WORK INSTRUCTIONS
Write out every line of the material exactly as it appears.

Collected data
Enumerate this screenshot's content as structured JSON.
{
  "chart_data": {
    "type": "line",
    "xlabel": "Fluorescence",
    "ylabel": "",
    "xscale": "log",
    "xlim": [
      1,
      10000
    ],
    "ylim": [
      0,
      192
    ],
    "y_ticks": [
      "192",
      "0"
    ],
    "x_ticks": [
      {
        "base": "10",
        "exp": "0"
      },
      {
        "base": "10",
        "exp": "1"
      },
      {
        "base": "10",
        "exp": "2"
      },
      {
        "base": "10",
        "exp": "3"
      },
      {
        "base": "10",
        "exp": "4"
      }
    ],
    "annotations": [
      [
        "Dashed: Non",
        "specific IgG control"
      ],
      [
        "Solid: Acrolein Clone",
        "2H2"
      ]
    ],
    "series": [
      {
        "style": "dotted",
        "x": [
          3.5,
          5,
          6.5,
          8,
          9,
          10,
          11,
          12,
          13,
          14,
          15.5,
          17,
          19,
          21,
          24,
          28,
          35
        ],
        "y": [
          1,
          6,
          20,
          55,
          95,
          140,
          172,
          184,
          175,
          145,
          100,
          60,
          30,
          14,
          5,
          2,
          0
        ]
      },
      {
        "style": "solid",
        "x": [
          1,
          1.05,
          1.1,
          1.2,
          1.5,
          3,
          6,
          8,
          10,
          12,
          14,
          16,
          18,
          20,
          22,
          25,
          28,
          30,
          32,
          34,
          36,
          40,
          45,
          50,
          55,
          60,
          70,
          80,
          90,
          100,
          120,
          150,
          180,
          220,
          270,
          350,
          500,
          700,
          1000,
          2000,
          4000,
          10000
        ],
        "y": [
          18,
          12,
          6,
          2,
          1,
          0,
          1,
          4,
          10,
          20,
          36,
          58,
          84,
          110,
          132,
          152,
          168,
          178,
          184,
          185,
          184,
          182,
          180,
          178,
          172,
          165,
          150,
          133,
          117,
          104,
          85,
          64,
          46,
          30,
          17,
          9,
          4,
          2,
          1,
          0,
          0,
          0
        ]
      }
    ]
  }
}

RESPONSE TO THE EXERCISE
Enumerate this screenshot's content as structured JSON.
{
  "chart_data": {
    "type": "line",
    "xlabel": "Fluorescence",
    "ylabel": "",
    "xscale": "log",
    "xlim": [
      1,
      10000
    ],
    "ylim": [
      0,
      192
    ],
    "y_ticks": [
      "192",
      "0"
    ],
    "x_ticks": [
      {
        "base": "10",
        "exp": "0"
      },
      {
        "base": "10",
        "exp": "1"
      },
      {
        "base": "10",
        "exp": "2"
      },
      {
        "base": "10",
        "exp": "3"
      },
      {
        "base": "10",
        "exp": "4"
      }
    ],
    "annotations": [
      [
        "Dashed: Non",
        "specific IgG control"
      ],
      [
        "Solid: Acrolein Clone",
        "2H2"
      ]
    ],
    "series": [
      {
        "style": "dotted",
        "x": [
          3.5,
          5,
          6.5,
          8,
          9,
          10,
          11,
          12,
          13,
          14,
          15.5,
          17,
          19,
          21,
          24,
          28,
          35
        ],
        "y": [
          1,
          6,
          20,
          55,
          95,
          140,
          172,
          184,
          175,
          145,
          100,
          60,
          30,
          14,
          5,
          2,
          0
        ]
      },
      {
        "style": "solid",
        "x": [
          1,
          1.05,
          1.1,
          1.2,
          1.5,
          3,
          6,
          8,
          10,
          12,
          14,
          16,
          18,
          20,
          22,
          25,
          28,
          30,
          32,
          34,
          36,
          40,
          45,
          50,
          55,
          60,
          70,
          80,
          90,
          100,
          120,
          150,
          180,
          220,
          270,
          350,
          500,
          700,
          1000,
          2000,
          4000,
          10000
        ],
        "y": [
          18,
          12,
          6,
          2,
          1,
          0,
          1,
          4,
          10,
          20,
          36,
          58,
          84,
          110,
          132,
          152,
          168,
          178,
          184,
          185,
          184,
          182,
          180,
          178,
          172,
          165,
          150,
          133,
          117,
          104,
          85,
          64,
          46,
          30,
          17,
          9,
          4,
          2,
          1,
          0,
          0,
          0
        ]
      }
    ]
  }
}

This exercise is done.